### What is being asked
"name" appears in how many lines of the entries? State only the number.

### Records provided
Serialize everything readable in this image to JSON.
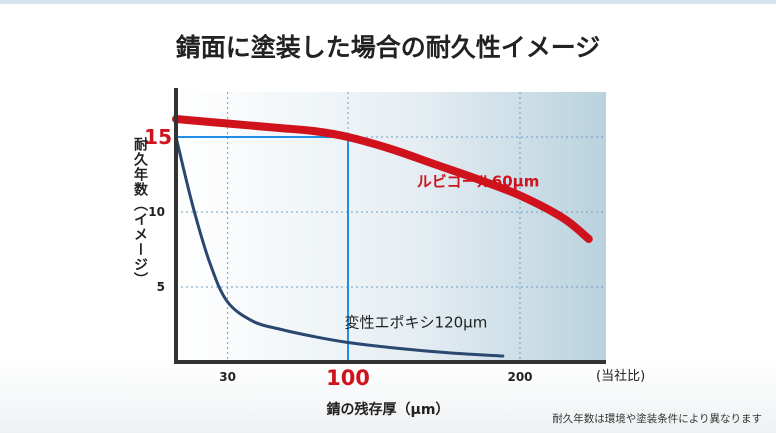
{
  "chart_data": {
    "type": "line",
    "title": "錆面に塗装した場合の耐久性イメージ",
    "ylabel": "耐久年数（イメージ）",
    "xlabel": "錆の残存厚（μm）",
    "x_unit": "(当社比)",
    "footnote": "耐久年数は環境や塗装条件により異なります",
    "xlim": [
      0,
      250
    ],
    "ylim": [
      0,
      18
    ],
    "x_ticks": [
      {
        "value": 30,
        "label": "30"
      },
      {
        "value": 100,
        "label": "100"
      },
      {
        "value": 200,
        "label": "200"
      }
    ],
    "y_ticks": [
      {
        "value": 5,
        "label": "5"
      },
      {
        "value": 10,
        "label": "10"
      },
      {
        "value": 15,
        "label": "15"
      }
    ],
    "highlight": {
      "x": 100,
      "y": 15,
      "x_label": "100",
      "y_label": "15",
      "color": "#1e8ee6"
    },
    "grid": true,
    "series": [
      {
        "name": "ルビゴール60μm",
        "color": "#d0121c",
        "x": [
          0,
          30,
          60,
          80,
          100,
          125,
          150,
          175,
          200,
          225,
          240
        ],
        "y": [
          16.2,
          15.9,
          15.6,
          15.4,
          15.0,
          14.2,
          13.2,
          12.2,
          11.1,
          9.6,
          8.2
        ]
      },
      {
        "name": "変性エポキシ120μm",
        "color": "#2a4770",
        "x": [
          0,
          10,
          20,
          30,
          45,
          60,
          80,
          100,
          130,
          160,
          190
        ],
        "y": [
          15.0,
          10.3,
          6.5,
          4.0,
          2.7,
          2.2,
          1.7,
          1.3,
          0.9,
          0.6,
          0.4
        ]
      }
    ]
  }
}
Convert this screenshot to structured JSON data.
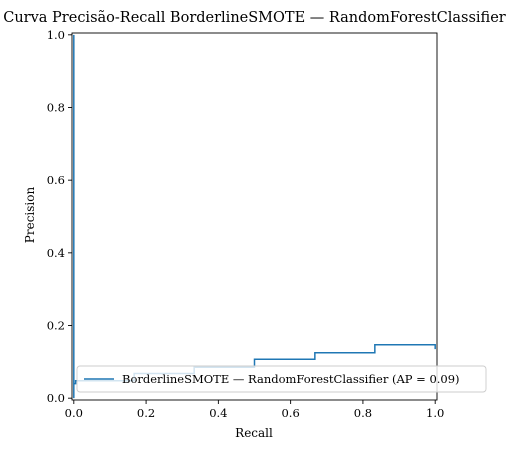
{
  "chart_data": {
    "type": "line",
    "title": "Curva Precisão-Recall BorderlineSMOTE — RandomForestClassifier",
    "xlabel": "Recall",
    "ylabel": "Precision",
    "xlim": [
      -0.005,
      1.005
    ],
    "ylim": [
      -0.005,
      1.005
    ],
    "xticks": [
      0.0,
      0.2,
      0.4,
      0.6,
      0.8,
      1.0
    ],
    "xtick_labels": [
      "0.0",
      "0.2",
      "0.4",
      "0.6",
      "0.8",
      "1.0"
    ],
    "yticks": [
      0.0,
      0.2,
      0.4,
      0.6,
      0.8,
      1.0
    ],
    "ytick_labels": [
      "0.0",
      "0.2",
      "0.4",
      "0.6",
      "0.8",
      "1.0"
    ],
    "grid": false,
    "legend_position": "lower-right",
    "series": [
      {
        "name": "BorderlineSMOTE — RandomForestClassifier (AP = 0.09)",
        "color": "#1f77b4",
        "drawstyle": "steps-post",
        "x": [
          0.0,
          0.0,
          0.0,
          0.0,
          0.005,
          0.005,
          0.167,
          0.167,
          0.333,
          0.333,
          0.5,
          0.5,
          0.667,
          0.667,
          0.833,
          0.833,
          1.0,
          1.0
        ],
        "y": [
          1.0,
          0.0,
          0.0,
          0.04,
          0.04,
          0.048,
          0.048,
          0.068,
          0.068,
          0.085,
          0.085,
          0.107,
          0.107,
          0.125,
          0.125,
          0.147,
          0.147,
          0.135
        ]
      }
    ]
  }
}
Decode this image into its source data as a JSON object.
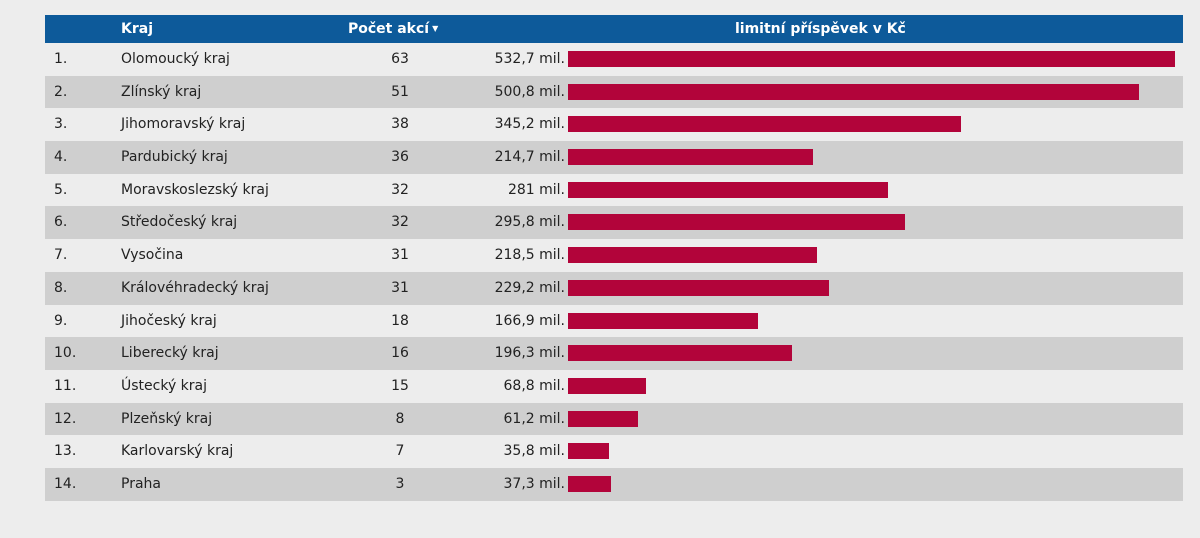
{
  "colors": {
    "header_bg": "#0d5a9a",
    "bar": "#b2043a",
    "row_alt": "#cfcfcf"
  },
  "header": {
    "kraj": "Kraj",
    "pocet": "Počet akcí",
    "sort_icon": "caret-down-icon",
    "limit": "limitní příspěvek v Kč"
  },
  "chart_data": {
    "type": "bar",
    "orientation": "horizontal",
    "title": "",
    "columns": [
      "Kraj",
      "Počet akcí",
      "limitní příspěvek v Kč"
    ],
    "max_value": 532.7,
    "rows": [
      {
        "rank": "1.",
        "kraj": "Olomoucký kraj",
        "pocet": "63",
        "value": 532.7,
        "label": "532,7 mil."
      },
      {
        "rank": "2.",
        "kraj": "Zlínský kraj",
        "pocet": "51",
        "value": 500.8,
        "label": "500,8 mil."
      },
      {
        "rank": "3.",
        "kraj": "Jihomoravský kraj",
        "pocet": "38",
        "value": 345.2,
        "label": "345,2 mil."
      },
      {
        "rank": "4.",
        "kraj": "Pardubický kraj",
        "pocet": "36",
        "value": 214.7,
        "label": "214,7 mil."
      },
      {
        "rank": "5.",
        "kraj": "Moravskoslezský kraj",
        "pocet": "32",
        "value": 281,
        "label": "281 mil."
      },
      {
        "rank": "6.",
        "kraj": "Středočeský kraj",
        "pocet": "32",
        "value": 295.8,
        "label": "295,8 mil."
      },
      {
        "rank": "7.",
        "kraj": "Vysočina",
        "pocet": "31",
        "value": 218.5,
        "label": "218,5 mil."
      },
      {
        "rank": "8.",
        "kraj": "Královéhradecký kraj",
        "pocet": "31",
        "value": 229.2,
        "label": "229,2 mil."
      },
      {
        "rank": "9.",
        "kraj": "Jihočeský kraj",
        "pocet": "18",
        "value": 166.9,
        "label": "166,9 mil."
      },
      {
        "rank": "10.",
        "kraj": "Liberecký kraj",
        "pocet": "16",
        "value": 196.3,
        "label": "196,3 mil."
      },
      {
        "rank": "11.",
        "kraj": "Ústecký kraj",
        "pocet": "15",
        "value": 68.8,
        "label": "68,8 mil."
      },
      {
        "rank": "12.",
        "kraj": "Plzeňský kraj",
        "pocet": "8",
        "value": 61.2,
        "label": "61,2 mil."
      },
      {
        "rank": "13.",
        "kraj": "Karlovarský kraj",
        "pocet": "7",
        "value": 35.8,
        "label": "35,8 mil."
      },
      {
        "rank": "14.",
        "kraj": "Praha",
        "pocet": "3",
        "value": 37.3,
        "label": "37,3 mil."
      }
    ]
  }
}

### Problem solution
3